— Exercise —
Each record must be retyped in full. No character may differ.

— Data lines —

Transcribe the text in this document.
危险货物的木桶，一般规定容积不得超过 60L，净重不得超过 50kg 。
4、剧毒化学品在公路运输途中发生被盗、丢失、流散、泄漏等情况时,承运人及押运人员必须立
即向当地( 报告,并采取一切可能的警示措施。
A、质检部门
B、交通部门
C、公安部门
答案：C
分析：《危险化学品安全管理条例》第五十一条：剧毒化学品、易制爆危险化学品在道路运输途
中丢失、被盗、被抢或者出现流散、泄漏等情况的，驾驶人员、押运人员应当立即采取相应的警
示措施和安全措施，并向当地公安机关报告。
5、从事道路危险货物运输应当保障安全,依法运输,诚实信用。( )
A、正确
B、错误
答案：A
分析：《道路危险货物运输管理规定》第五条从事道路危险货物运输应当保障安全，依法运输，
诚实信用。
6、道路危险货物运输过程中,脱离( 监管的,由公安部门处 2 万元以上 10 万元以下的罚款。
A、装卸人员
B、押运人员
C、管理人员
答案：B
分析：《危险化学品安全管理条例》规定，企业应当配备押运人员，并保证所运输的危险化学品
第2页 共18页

— The completed task —
Transcribe the text in this document.
危险货物的木桶，一般规定容积不得超过 60L，净重不得超过 50kg 。
4、剧毒化学品在公路运输途中发生被盗、丢失、流散、泄漏等情况时,承运人及押运人员必须立
即向当地( 报告,并采取一切可能的警示措施。
A、质检部门
B、交通部门
C、公安部门
答案：C
分析：《危险化学品安全管理条例》第五十一条：剧毒化学品、易制爆危险化学品在道路运输途
中丢失、被盗、被抢或者出现流散、泄漏等情况的，驾驶人员、押运人员应当立即采取相应的警
示措施和安全措施，并向当地公安机关报告。
5、从事道路危险货物运输应当保障安全,依法运输,诚实信用。( )
A、正确
B、错误
答案：A
分析：《道路危险货物运输管理规定》第五条从事道路危险货物运输应当保障安全，依法运输，
诚实信用。
6、道路危险货物运输过程中,脱离( 监管的,由公安部门处 2 万元以上 10 万元以下的罚款。
A、装卸人员
B、押运人员
C、管理人员
答案：B
分析：《危险化学品安全管理条例》规定，企业应当配备押运人员，并保证所运输的危险化学品
第2页 共18页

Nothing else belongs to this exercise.